Quote the records beneath, complete and exact. Leave out images.

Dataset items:
■ ■ ■ ■
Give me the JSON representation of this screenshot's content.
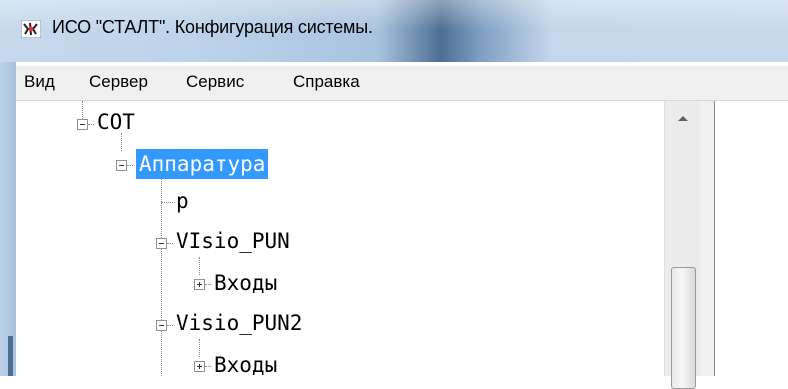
{
  "window": {
    "title": "ИСО \"СТАЛТ\". Конфигурация системы.",
    "icon": "app-logo-icon"
  },
  "menu": {
    "items": [
      "Вид",
      "Сервер",
      "Сервис",
      "Справка"
    ]
  },
  "tree": {
    "nodes": [
      {
        "label": "СОТ",
        "expander": "minus"
      },
      {
        "label": "Аппаратура",
        "expander": "minus",
        "selected": true
      },
      {
        "label": "p",
        "expander": "none"
      },
      {
        "label": "VIsio_PUN",
        "expander": "minus"
      },
      {
        "label": "Входы",
        "expander": "plus"
      },
      {
        "label": "Visio_PUN2",
        "expander": "minus"
      },
      {
        "label": "Входы",
        "expander": "plus"
      }
    ],
    "selection_color": "#3399ff"
  },
  "scrollbar": {
    "up_icon": "scroll-up-arrow-icon"
  }
}
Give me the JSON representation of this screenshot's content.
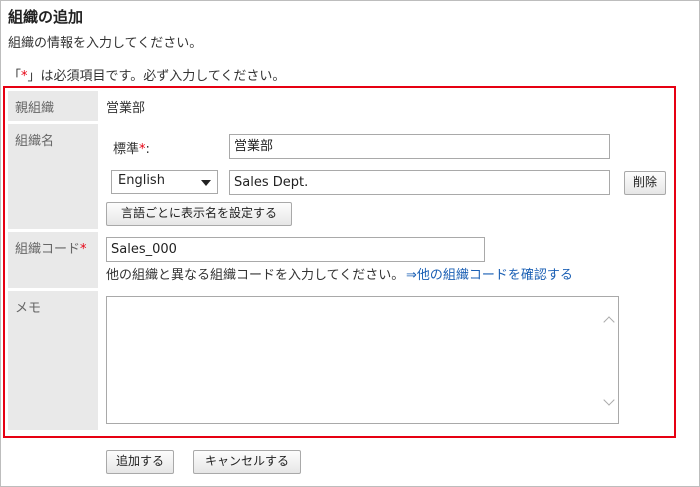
{
  "page": {
    "title": "組織の追加",
    "subtitle": "組織の情報を入力してください。",
    "required_note": {
      "open_quote": "「",
      "asterisk": "*",
      "rest": "」は必須項目です。必ず入力してください。"
    }
  },
  "form": {
    "parent_org": {
      "label": "親組織",
      "value": "営業部"
    },
    "org_name": {
      "label": "組織名",
      "standard_label": "標準",
      "standard_asterisk": "*",
      "standard_colon": ":",
      "standard_value": "営業部",
      "language_selected": "English",
      "language_value": "Sales Dept.",
      "delete_label": "削除",
      "set_display_name_label": "言語ごとに表示名を設定する"
    },
    "org_code": {
      "label": "組織コード",
      "asterisk": "*",
      "value": "Sales_000",
      "help": "他の組織と異なる組織コードを入力してください。",
      "link": "⇒他の組織コードを確認する"
    },
    "memo": {
      "label": "メモ",
      "value": ""
    }
  },
  "actions": {
    "add_label": "追加する",
    "cancel_label": "キャンセルする"
  },
  "colors": {
    "required": "#e60012",
    "highlight_border": "#e60012",
    "label_bg": "#e9e9e9",
    "link": "#1a5fb4"
  }
}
■ ■ ■ ■
### Correct output
Give me the JSON representation of this screenshot's content.
{
  "window": {
    "title": "ИСО \"СТАЛТ\". Конфигурация системы.",
    "icon": "app-logo-icon"
  },
  "menu": {
    "items": [
      "Вид",
      "Сервер",
      "Сервис",
      "Справка"
    ]
  },
  "tree": {
    "nodes": [
      {
        "label": "СОТ",
        "expander": "minus"
      },
      {
        "label": "Аппаратура",
        "expander": "minus",
        "selected": true
      },
      {
        "label": "p",
        "expander": "none"
      },
      {
        "label": "VIsio_PUN",
        "expander": "minus"
      },
      {
        "label": "Входы",
        "expander": "plus"
      },
      {
        "label": "Visio_PUN2",
        "expander": "minus"
      },
      {
        "label": "Входы",
        "expander": "plus"
      }
    ],
    "selection_color": "#3399ff"
  },
  "scrollbar": {
    "up_icon": "scroll-up-arrow-icon"
  }
}
Give me the JSON representation of this screenshot's content.
{
  "page": {
    "title": "組織の追加",
    "subtitle": "組織の情報を入力してください。",
    "required_note": {
      "open_quote": "「",
      "asterisk": "*",
      "rest": "」は必須項目です。必ず入力してください。"
    }
  },
  "form": {
    "parent_org": {
      "label": "親組織",
      "value": "営業部"
    },
    "org_name": {
      "label": "組織名",
      "standard_label": "標準",
      "standard_asterisk": "*",
      "standard_colon": ":",
      "standard_value": "営業部",
      "language_selected": "English",
      "language_value": "Sales Dept.",
      "delete_label": "削除",
      "set_display_name_label": "言語ごとに表示名を設定する"
    },
    "org_code": {
      "label": "組織コード",
      "asterisk": "*",
      "value": "Sales_000",
      "help": "他の組織と異なる組織コードを入力してください。",
      "link": "⇒他の組織コードを確認する"
    },
    "memo": {
      "label": "メモ",
      "value": ""
    }
  },
  "actions": {
    "add_label": "追加する",
    "cancel_label": "キャンセルする"
  },
  "colors": {
    "required": "#e60012",
    "highlight_border": "#e60012",
    "label_bg": "#e9e9e9",
    "link": "#1a5fb4"
  }
}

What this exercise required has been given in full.